Records
* start *

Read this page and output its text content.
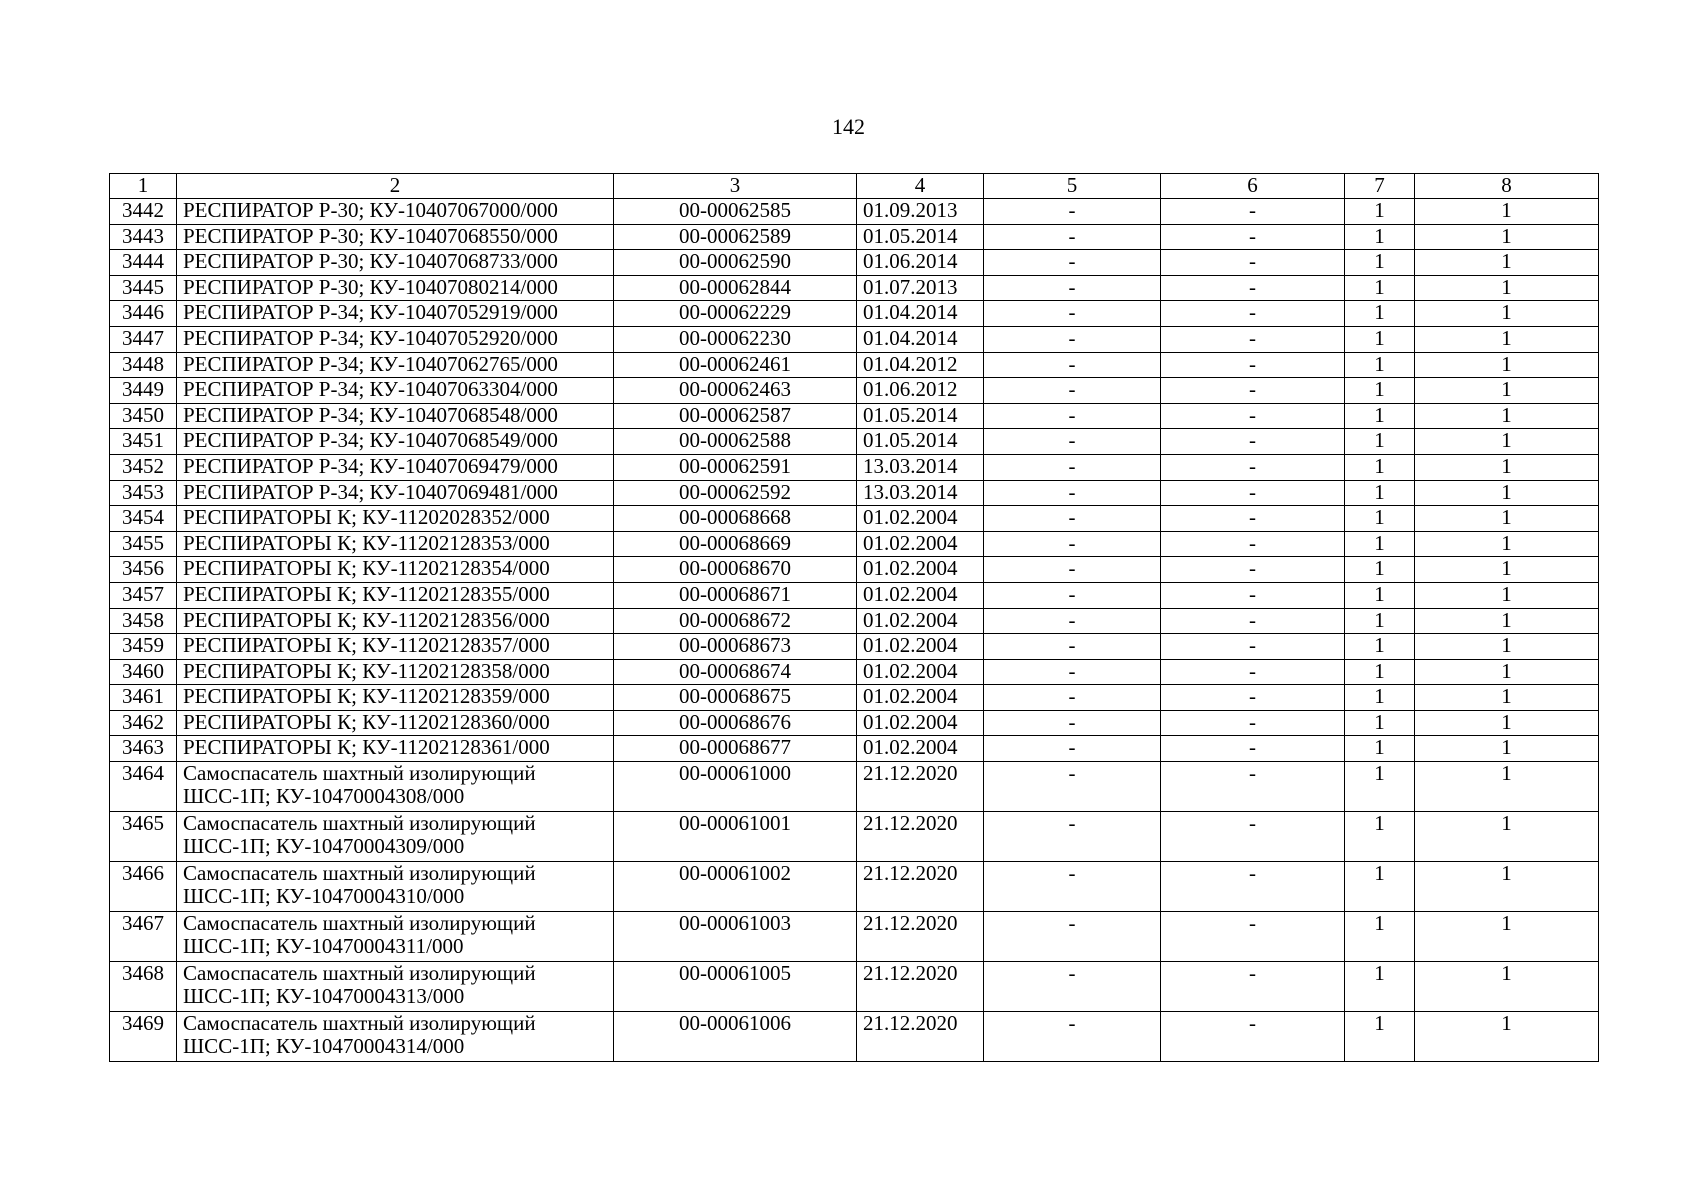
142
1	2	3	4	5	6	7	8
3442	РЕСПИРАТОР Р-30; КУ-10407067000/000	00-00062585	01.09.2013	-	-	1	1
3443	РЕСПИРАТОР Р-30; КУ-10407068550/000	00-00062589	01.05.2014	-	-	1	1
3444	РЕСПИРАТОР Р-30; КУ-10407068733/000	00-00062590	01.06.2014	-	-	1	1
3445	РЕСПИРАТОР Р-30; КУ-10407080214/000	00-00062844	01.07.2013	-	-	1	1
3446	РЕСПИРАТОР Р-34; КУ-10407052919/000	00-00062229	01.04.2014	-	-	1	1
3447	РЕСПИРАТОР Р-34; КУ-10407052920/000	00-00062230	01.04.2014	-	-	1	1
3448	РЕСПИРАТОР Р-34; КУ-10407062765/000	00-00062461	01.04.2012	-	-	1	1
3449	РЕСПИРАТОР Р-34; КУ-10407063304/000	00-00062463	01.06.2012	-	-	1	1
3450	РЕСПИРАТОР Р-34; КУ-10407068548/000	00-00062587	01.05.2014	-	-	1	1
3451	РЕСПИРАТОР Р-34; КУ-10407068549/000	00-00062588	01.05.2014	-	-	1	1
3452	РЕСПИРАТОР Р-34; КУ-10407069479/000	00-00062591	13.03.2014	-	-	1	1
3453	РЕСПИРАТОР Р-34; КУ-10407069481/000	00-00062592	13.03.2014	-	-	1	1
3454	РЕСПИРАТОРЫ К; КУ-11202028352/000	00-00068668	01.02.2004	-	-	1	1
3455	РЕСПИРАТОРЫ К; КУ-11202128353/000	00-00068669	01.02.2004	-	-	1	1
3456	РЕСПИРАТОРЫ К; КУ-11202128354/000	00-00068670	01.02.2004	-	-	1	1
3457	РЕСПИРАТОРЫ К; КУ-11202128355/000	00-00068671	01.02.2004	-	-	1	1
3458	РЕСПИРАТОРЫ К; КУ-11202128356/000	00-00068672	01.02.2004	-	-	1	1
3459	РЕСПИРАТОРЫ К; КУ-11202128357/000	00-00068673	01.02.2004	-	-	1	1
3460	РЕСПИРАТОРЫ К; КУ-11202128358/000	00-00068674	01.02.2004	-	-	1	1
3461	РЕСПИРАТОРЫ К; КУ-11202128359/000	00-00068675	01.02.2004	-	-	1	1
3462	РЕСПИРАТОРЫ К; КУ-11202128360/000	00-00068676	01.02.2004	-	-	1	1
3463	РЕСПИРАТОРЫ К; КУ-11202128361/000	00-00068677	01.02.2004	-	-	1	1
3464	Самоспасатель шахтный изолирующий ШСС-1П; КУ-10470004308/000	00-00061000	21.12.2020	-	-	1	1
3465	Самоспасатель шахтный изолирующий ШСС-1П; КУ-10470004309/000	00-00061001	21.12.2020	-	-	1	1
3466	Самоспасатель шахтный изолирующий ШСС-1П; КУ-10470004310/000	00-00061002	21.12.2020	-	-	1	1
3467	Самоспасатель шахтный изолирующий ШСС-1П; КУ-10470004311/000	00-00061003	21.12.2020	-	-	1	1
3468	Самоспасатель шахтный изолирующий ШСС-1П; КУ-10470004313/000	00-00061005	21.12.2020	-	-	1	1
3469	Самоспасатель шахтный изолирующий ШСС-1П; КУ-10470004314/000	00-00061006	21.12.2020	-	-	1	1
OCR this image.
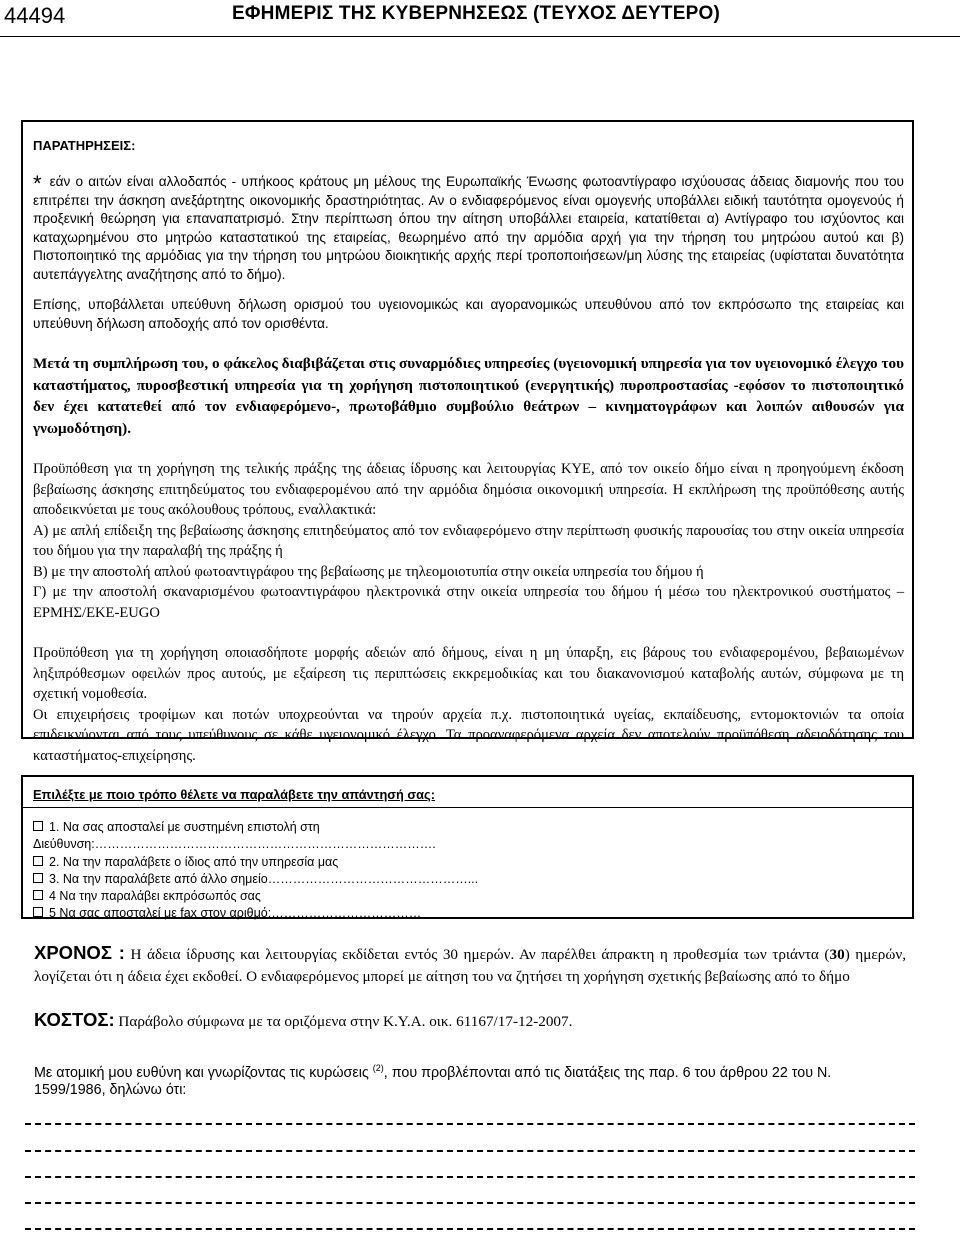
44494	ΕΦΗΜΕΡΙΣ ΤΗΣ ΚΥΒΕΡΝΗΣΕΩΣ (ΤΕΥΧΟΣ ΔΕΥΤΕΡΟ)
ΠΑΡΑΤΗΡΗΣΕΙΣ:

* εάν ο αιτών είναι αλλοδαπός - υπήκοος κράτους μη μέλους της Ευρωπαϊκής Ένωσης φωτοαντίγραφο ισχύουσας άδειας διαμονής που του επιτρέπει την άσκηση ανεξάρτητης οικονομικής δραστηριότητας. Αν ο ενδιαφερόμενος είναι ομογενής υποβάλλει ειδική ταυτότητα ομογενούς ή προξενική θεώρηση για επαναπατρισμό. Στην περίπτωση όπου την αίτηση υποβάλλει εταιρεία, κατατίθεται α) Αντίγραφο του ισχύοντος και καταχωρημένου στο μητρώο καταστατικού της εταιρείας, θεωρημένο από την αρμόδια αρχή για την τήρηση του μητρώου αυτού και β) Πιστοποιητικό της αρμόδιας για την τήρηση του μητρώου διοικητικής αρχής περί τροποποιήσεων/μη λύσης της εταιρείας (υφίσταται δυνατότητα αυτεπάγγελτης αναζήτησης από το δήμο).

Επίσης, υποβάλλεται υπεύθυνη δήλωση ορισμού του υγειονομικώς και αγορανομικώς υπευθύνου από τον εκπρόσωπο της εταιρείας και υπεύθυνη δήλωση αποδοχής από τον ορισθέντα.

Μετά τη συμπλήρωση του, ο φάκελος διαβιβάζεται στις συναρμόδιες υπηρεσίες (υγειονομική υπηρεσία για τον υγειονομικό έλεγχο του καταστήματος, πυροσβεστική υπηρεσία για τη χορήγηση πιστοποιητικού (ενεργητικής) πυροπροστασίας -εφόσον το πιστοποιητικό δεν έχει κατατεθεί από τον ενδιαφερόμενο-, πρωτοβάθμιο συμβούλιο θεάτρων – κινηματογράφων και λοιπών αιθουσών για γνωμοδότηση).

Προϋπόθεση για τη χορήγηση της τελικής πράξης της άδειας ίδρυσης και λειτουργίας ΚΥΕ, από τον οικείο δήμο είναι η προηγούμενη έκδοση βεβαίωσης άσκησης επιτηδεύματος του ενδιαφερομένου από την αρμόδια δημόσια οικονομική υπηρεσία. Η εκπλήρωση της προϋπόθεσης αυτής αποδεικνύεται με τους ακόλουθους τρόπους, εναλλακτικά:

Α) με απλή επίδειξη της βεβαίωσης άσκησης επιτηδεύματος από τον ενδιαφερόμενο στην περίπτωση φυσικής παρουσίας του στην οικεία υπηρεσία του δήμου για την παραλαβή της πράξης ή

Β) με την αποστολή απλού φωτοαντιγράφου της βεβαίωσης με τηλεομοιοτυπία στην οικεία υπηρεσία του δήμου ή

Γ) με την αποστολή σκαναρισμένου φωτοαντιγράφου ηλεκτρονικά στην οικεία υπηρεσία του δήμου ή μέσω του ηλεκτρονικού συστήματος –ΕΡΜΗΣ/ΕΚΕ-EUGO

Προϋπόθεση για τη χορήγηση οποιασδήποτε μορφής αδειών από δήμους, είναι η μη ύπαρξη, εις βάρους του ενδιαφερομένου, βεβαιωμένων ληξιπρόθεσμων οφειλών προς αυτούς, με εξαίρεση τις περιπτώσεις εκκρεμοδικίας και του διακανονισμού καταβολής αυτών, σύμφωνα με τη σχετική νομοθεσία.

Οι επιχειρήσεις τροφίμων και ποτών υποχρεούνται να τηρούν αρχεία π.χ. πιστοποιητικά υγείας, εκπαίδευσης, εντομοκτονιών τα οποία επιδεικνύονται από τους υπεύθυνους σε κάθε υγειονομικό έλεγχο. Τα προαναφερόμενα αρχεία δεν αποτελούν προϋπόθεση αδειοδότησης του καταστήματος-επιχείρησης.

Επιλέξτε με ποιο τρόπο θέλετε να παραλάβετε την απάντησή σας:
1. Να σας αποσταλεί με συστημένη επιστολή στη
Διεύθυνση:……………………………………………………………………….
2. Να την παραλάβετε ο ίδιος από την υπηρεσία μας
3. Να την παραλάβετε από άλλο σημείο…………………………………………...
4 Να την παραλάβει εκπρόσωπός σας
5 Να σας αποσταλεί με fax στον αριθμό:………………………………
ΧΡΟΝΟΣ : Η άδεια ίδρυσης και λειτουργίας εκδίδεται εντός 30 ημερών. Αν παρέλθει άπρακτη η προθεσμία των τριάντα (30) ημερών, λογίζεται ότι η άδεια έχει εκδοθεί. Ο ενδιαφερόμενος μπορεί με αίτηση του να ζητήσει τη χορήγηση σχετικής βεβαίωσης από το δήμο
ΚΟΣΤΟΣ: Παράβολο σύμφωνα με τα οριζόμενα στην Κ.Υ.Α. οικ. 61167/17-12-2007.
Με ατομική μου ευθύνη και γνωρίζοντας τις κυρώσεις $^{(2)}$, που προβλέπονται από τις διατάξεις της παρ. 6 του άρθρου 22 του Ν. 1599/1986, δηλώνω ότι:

* end *

**Goal:**
Find every line that includes the string "ίδρυσης". Report how many there are and nothing else.

**Result for this task:**
2